• Task directions:
Go through the listing below and list every line with "الصد".

• The records:
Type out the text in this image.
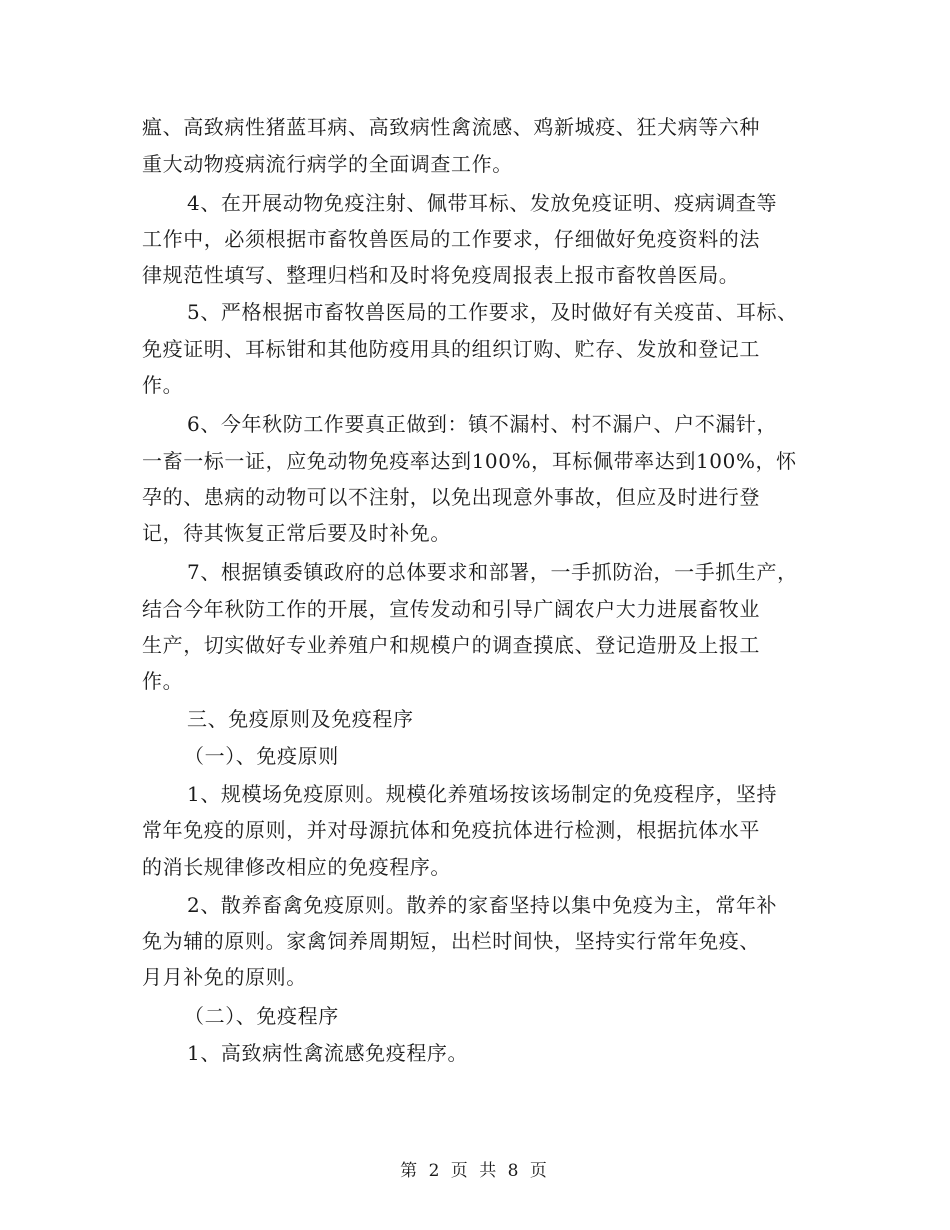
瘟、高致病性猪蓝耳病、高致病性禽流感、鸡新城疫、狂犬病等六种
重大动物疫病流行病学的全面调查工作。
4、在开展动物免疫注射、佩带耳标、发放免疫证明、疫病调查等
工作中，必须根据市畜牧兽医局的工作要求，仔细做好免疫资料的法
律规范性填写、整理归档和及时将免疫周报表上报市畜牧兽医局。
5、严格根据市畜牧兽医局的工作要求，及时做好有关疫苗、耳标、
免疫证明、耳标钳和其他防疫用具的组织订购、贮存、发放和登记工
作。
6、今年秋防工作要真正做到：镇不漏村、村不漏户、户不漏针，
一畜一标一证，应免动物免疫率达到100%，耳标佩带率达到100%，怀
孕的、患病的动物可以不注射，以免出现意外事故，但应及时进行登
记，待其恢复正常后要及时补免。
7、根据镇委镇政府的总体要求和部署，一手抓防治，一手抓生产，
结合今年秋防工作的开展，宣传发动和引导广阔农户大力进展畜牧业
生产，切实做好专业养殖户和规模户的调查摸底、登记造册及上报工
作。
三、免疫原则及免疫程序
（一）、免疫原则
1、规模场免疫原则。规模化养殖场按该场制定的免疫程序，坚持
常年免疫的原则，并对母源抗体和免疫抗体进行检测，根据抗体水平
的消长规律修改相应的免疫程序。
2、散养畜禽免疫原则。散养的家畜坚持以集中免疫为主，常年补
免为辅的原则。家禽饲养周期短，出栏时间快，坚持实行常年免疫、
月月补免的原则。
（二）、免疫程序
1、高致病性禽流感免疫程序。
第 2 页 共 8 页
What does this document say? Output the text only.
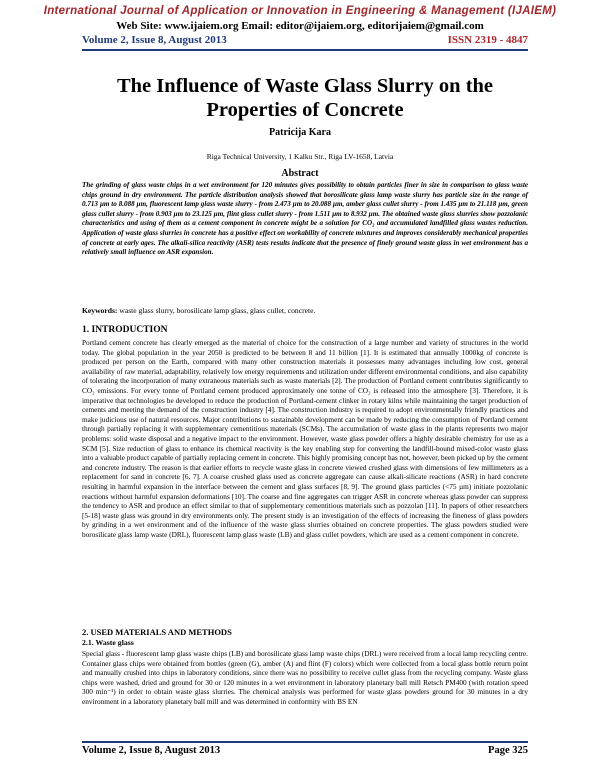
International Journal of Application or Innovation in Engineering & Management (IJAIEM)
Web Site: www.ijaiem.org Email: editor@ijaiem.org, editorijaiem@gmail.com
Volume 2, Issue 8, August 2013	ISSN 2319 - 4847
The Influence of Waste Glass Slurry on the Properties of Concrete
Patricija Kara
Riga Technical University, 1 Kalku Str., Riga LV-1658, Latvia
Abstract
The grinding of glass waste chips in a wet environment for 120 minutes gives possibility to obtain particles finer in size in comparison to glass waste chips ground in dry environment. The particle distribution analysis showed that borosilicate glass lamp waste slurry has particle size in the range of 0.713 µm to 8.088 µm, fluorescent lamp glass waste slurry - from 2.473 µm to 20.088 µm, amber glass cullet slurry - from 1.435 µm to 21.118 µm, green glass cullet slurry - from 0.903 µm to 23.125 µm, flint glass cullet slurry - from 1.511 µm to 8.932 µm. The obtained waste glass slurries show pozzolanic characteristics and using of them as a cement component in concrete might be a solution for CO₂ and accumulated landfilled glass wastes reduction. Application of waste glass slurries in concrete has a positive effect on workability of concrete mixtures and improves considerably mechanical properties of concrete at early ages. The alkali-silica reactivity (ASR) tests results indicate that the presence of finely ground waste glass in wet environment has a relatively small influence on ASR expansion.
Keywords: waste glass slurry, borosilicate lamp glass, glass cullet, concrete.
1. INTRODUCTION
Portland cement concrete has clearly emerged as the material of choice for the construction of a large number and variety of structures in the world today. The global population in the year 2050 is predicted to be between 8 and 11 billion [1]. It is estimated that annually 1000kg of concrete is produced per person on the Earth, compared with many other construction materials it possesses many advantages including low cost, general availability of raw material, adaptability, relatively low energy requirements and utilization under different environmental conditions, and also capability of tolerating the incorporation of many extraneous materials such as waste materials [2]. The production of Portland cement contributes significantly to CO₂ emissions. For every tonne of Portland cement produced approximately one tonne of CO₂ is released into the atmosphere [3]. Therefore, it is imperative that technologies be developed to reduce the production of Portland-cement clinker in rotary kilns while maintaining the target production of cements and meeting the demand of the construction industry [4]. The construction industry is required to adopt environmentally friendly practices and make judicious use of natural resources. Major contributions to sustainable development can be made by reducing the consumption of Portland cement through partially replacing it with supplementary cementitious materials (SCMs). The accumulation of waste glass in the plants represents two major problems: solid waste disposal and a negative impact to the environment. However, waste glass powder offers a highly desirable chemistry for use as a SCM [5]. Size reduction of glass to enhance its chemical reactivity is the key enabling step for converting the landfill-bound mixed-color waste glass into a valuable product capable of partially replacing cement in concrete. This highly promising concept has not, however, been picked up by the cement and concrete industry. The reason is that earlier efforts to recycle waste glass in concrete viewed crushed glass with dimensions of few millimeters as a replacement for sand in concrete [6, 7]. A coarse crushed glass used as concrete aggregate can cause alkali-silicate reactions (ASR) in hard concrete resulting in harmful expansion in the interface between the cement and glass surfaces [8, 9]. The ground glass particles (<75 µm) initiate pozzolanic reactions without harmful expansion deformations [10]. The coarse and fine aggregates can trigger ASR in concrete whereas glass powder can suppress the tendency to ASR and produce an effect similar to that of supplementary cementitious materials such as pozzolan [11]. In papers of other researchers [5-18] waste glass was ground in dry environments only. The present study is an investigation of the effects of increasing the fineness of glass powders by grinding in a wet environment and of the influence of the waste glass slurries obtained on concrete properties. The glass powders studied were borosilicate glass lamp waste (DRL), fluorescent lamp glass waste (LB) and glass cullet powders, which are used as a cement component in concrete.
2. USED MATERIALS AND METHODS
2.1. Waste glass
Special glass - fluorescent lamp glass waste chips (LB) and borosilicate glass lamp waste chips (DRL) were received from a local lamp recycling centre. Container glass chips were obtained from bottles (green (G), amber (A) and flint (F) colors) which were collected from a local glass bottle return point and manually crushed into chips in laboratory conditions, since there was no possibility to receive cullet glass from the recycling company. Waste glass chips were washed, dried and ground for 30 or 120 minutes in a wet environment in laboratory planetary ball mill Retsch PM400 (with rotation speed 300 min⁻¹) in order to obtain waste glass slurries. The chemical analysis was performed for waste glass powders ground for 30 minutes in a dry environment in a laboratory planetary ball mill and was determined in conformity with BS EN
Volume 2, Issue 8, August 2013	Page 325
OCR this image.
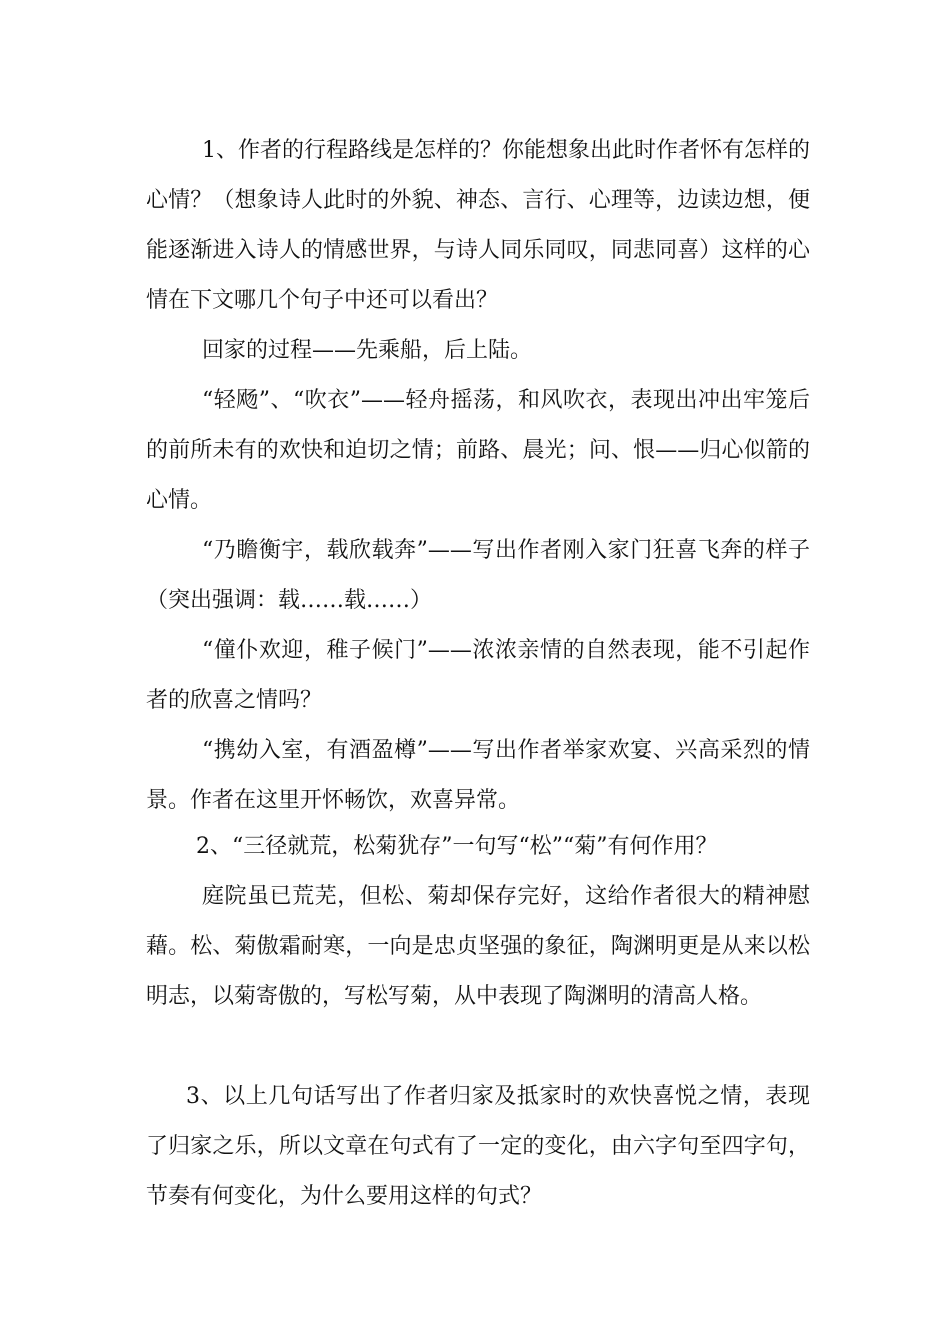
1、作者的行程路线是怎样的？你能想象出此时作者怀有怎样的心情？（想象诗人此时的外貌、神态、言行、心理等，边读边想，便能逐渐进入诗人的情感世界，与诗人同乐同叹，同悲同喜）这样的心情在下文哪几个句子中还可以看出？

回家的过程——先乘船，后上陆。

“轻飏”、“吹衣”——轻舟摇荡，和风吹衣，表现出冲出牢笼后的前所未有的欢快和迫切之情；前路、晨光；问、恨——归心似箭的心情。

“乃瞻衡宇，载欣载奔”——写出作者刚入家门狂喜飞奔的样子（突出强调：载……载……）

“僮仆欢迎，稚子候门”——浓浓亲情的自然表现，能不引起作者的欣喜之情吗？

“携幼入室，有酒盈樽”——写出作者举家欢宴、兴高采烈的情景。作者在这里开怀畅饮，欢喜异常。

2、“三径就荒，松菊犹存”一句写“松”“菊”有何作用？

庭院虽已荒芜，但松、菊却保存完好，这给作者很大的精神慰藉。松、菊傲霜耐寒，一向是忠贞坚强的象征，陶渊明更是从来以松明志，以菊寄傲的，写松写菊，从中表现了陶渊明的清高人格。

3、以上几句话写出了作者归家及抵家时的欢快喜悦之情，表现了归家之乐，所以文章在句式有了一定的变化，由六字句至四字句，节奏有何变化，为什么要用这样的句式？
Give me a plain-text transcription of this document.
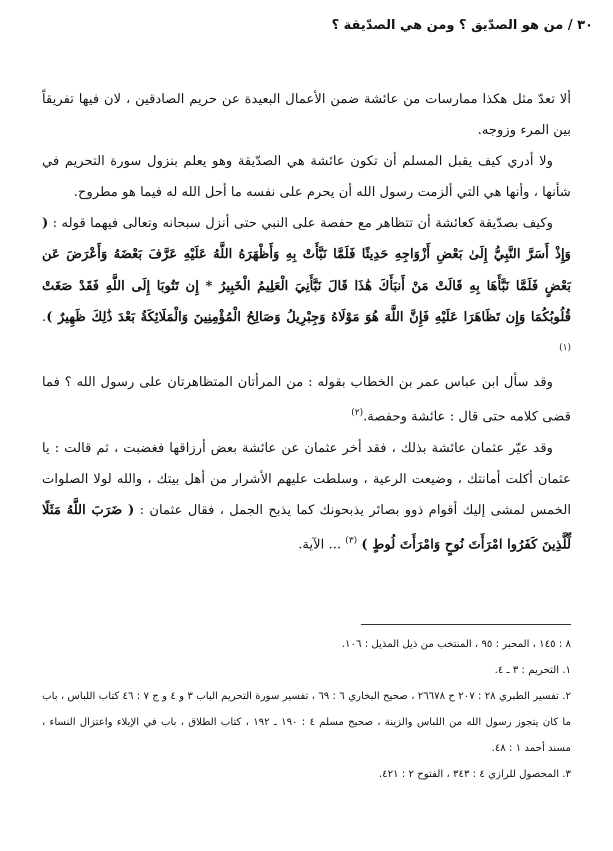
٣٠ / من هو الصدّيق ؟ ومن هي الصدّيقة ؟

ألا تعدّ مثل هكذا ممارسات من عائشة ضمن الأعمال البعيدة عن حريم الصادقين ، لان فيها تفريقاً بين المرء وزوجه.

ولا أدري كيف يقبل المسلم أن تكون عائشة هي الصدّيقة وهو يعلم بنزول سورة التحريم في شأنها ، وأنها هي التي ألزمت رسول الله أن يحرم على نفسه ما أحل الله له فيما هو مطروح.

وكيف بصدّيقة كعائشة أن تتظاهر مع حفصة على النبي حتى أنزل سبحانه وتعالى فيهما قوله : ( وَإِذْ أَسَرَّ النَّبِيُّ إِلَىٰ بَعْضِ أَزْوَاجِهِ حَدِيثًا فَلَمَّا نَبَّأَتْ بِهِ وَأَظْهَرَهُ اللَّهُ عَلَيْهِ عَرَّفَ بَعْضَهُ وَأَعْرَضَ عَن بَعْضٍ فَلَمَّا نَبَّأَهَا بِهِ قَالَتْ مَنْ أَنبَأَكَ هَٰذَا قَالَ نَبَّأَنِيَ الْعَلِيمُ الْخَبِيرُ * إِن تَتُوبَا إِلَى اللَّهِ فَقَدْ صَغَتْ قُلُوبُكُمَا وَإِن تَظَاهَرَا عَلَيْهِ فَإِنَّ اللَّهَ هُوَ مَوْلَاهُ وَجِبْرِيلُ وَصَالِحُ الْمُؤْمِنِينَ وَالْمَلَائِكَةُ بَعْدَ ذَٰلِكَ ظَهِيرٌ ). $^{(١)}$

وقد سأل ابن عباس عمر بن الخطاب بقوله : من المرأتان المتظاهرتان على رسول الله ؟ فما قضى كلامه حتى قال : عائشة وحفصة.$^{(٢)}$

وقد عيّر عثمان عائشة بذلك ، فقد أخر عثمان عن عائشة بعض أرزاقها فغضبت ، ثم قالت : يا عثمان أكلت أمانتك ، وضيعت الرعية ، وسلطت عليهم الأشرار من أهل بيتك ، والله لولا الصلوات الخمس لمشى إليك أقوام ذوو بصائر يذبحونك كما يذبح الجمل ، فقال عثمان : ( ضَرَبَ اللَّهُ مَثَلًا لِّلَّذِينَ كَفَرُوا امْرَأَتَ نُوحٍ وَامْرَأَتَ لُوطٍ ) $^{(٣)}$ ... الآية.

٨ : ١٤٥ ، المحبر : ٩٥ ، المنتخب من ذيل المذيل : ١٠٦.

١. التحريم : ٣ ـ ٤.

٢. تفسير الطبري ٢٨ : ٢٠٧ ح ٢٦٦٧٨ ، صحيح البخاري ٦ : ٦٩ ، تفسير سورة التحريم الباب ٣ و ٤ و ج ٧ : ٤٦ كتاب اللباس ، باب ما كان يتجوز رسول الله من اللباس والزينة ، صحيح مسلم ٤ : ١٩٠ ـ ١٩٢ ، كتاب الطلاق ، باب في الإيلاء واعتزال النساء ، مسند أحمد ١ : ٤٨.

٣. المحصول للرازي ٤ : ٣٤٣ ، الفتوح ٢ : ٤٢١.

• Response to this exercise:
٣٠ / من هو الصدّيق ؟ ومن هي الصدّيقة ؟
ولا أدري كيف يقبل المسلم أن تكون عائشة هي الصدّيقة وهو يعلم بنزول سورة التحريم في شأنها ، وأنها هي التي ألزمت رسول الله أن يحرم على نفسه ما أحل الله له فيما هو مطروح.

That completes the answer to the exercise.